Suspected St. Louis serial killer linked to 2 murders in Kansas City, Kansas, FBI says
The FBI on Monday arrested a suspected serial killer wanted in connection with six killings that spanned the St. Louis and Kansas City areas over the past two months.
Perez Reed, 25, was apprehended Friday at an Independence charter bus station by agents working on a joint task force as he was traveling back to St. Louis. He is currently being held on a weapons charge stemming from a federal affidavit filed in the Eastern District of Missouri St. Louis Office.
In the affidavit, a special agent with the FBI tied Reed to a series of shootings that began Sept. 12 in St. Louis County. All the victims were shot with a .40 caliber Smith & Wesson. Investigators later found that the shell casings from those shootings all matched the same gun.
Prosecutors in St. Louis on Monday charged him with the murders of two people. There’s a possibility of other charges pending. As of Monday, the Wyandotte County District Attorney’s Office had yet to file any criminal charges against Reed.
The sworn statement from investigators also implicates Reed in the killings of Damon Irvin, 35, and Rau’Daja Fairrow, 25, of Kansas City, Kansas. Neither is named in federal court records, but information provided by authorities matches homicide investigations opened by Kansas City, Kansas police earlier this month after their bodies were discovered in separate apartments within the Wyandotte Towers, a 15-story building downtown.
During an interview with federal agents last week, Reed allegedly admitted to being in Kansas City, Kansas, and having communication with one of the local victims by phone. But he denied harming anyone, according to court records.
During a press conference Monday in St. Louis, U.S. Attorney Sayler Fleming thanked the more than half a dozen law enforcement agencies involved in what she called a “relentless investigation of these hideous and violent crimes.”
St. Louis County Prosecuting Attorney Wesley Bell said Reed was arrested in possession of a handgun that matched shell casings found at all three St. Louis County shootings, multiple homicides in the city of St. Louis, and at homicides in Kansas City, Kansas.
All were traced back to a handgun found in Reed’s possession during his Friday arrest, authorities said.
Bell sidestepped using the term “serial killer” Monday since at this point he said Reed has only been charged in two crimes. However, if he is convicted in three or more of the killings, he will be identified as a serial killer.
One of the main investigators on the case out of St. Louis County said to their knowledge, none of the victims were related to one another. He is not aware of any other alleged crimes committed by Reed.
“These are a lot of violent acts that obviously occurred in a very brief period of time, so there could be others prior to this,” he said. “There’s no way for me to know at this time.”
He also said that Reed “definitely had a distinctive manner” in which he injured his victims, though he wouldn’t elaborate further.
St. Louis shootings
The first reported shooting outlined in court documents occurred in St. Louis County on the night of Sept. 12. The shooting victim was waiting for a bus when he was approached from behind and shot several times without warning, the affidavit says.
Police were called the following day to another shooting in the 9900 block of Glen Owen Drive in St. Louis County. Officers were responding to a ShotSpotter alert, a technology that uses microphones to detect gunfire, when they discovered a woman fatally shot in the head.
On Sept. 16, another woman was shot in the face around 10:20 p.m. in the 4500 block of Adelaide Avenue in St. Louis. Police found the victim at a nearby gas station and followed a blood trail to the shooting scene, discovering a single shell casing.
• • • • • • •
■ **TASKS TO CARRY OUT**:
1. In the news article, where was Perez Reed apprehended?
2. Reproduce word for word the passage of the news article from "During an interview" up to and including "arrest, authorities said.".

■ **EXTRACTED ENTRIES**:
• • • • • • •
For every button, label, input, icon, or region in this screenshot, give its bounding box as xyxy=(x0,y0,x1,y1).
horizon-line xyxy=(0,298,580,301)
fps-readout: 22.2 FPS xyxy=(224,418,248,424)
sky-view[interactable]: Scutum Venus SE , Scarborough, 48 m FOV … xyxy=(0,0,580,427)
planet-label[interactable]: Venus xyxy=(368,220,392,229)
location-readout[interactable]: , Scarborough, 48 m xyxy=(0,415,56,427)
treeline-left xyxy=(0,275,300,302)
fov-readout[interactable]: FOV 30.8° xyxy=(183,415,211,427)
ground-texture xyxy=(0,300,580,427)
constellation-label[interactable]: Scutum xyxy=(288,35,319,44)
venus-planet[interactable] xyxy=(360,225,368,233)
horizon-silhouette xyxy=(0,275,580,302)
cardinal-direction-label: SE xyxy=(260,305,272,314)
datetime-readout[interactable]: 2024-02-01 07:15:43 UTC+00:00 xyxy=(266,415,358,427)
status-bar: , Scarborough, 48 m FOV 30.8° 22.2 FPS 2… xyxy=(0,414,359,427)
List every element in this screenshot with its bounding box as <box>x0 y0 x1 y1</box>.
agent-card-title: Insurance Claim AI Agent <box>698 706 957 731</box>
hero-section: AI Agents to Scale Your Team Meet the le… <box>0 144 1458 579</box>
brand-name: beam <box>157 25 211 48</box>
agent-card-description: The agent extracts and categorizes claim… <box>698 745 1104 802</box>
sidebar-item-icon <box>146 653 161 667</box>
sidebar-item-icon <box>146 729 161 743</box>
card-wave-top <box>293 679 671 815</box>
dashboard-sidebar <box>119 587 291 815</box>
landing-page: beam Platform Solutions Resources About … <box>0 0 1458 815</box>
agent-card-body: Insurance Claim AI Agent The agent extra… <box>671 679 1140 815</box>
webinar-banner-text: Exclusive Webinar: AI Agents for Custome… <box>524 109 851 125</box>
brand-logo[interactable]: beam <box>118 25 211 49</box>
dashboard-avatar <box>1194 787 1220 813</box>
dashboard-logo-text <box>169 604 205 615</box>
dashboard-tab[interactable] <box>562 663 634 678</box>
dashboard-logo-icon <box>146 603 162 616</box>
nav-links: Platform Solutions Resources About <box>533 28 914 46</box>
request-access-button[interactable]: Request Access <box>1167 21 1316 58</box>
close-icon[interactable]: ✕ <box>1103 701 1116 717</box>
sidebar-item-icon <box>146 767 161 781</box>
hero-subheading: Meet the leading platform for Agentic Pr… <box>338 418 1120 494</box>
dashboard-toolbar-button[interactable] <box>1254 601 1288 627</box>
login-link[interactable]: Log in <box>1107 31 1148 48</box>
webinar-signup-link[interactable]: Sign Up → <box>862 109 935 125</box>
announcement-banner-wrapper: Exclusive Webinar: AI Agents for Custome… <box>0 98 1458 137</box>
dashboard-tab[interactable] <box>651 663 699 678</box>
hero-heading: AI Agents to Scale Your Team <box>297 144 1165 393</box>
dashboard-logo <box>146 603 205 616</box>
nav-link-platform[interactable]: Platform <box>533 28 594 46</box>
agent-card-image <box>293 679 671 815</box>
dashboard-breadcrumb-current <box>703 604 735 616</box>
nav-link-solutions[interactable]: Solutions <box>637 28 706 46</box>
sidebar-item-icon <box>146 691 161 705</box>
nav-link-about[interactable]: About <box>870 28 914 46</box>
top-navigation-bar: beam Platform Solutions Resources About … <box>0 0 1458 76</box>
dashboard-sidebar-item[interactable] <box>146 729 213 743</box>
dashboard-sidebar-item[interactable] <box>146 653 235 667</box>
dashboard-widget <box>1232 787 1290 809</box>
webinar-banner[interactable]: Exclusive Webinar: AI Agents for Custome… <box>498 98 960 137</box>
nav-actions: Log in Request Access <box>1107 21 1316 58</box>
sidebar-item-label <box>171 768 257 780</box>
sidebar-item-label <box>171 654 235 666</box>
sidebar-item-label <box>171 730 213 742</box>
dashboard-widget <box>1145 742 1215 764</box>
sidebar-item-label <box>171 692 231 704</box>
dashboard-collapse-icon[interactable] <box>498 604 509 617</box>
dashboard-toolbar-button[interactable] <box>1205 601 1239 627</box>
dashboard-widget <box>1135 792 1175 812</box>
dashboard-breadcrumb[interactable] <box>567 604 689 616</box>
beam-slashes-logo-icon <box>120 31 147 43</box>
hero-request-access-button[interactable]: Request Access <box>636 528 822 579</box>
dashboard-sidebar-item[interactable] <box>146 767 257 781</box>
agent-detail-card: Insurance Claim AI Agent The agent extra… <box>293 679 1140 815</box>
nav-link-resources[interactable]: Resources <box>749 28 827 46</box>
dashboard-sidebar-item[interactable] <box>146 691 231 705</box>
• • • • • • •
■ **SOLUTIONS TO THE EXERCISE**:
1. At an Independence charter bus station.

2.
During an interview with federal agents last week, Reed allegedly admitted to being in Kansas City, Kansas, and having communication with one of the local victims by phone. But he denied harming anyone, according to court records.
During a press conference Monday in St. Louis, U.S. Attorney Sayler Fleming thanked the more than half a dozen law enforcement agencies involved in what she called a “relentless investigation of these hideous and violent crimes.”
St. Louis County Prosecuting Attorney Wesley Bell said Reed was arrested in possession of a handgun that matched shell casings found at all three St. Louis County shootings, multiple homicides in the city of St. Louis, and at homicides in Kansas City, Kansas.
All were traced back to a handgun found in Reed’s possession during his Friday arrest, authorities said.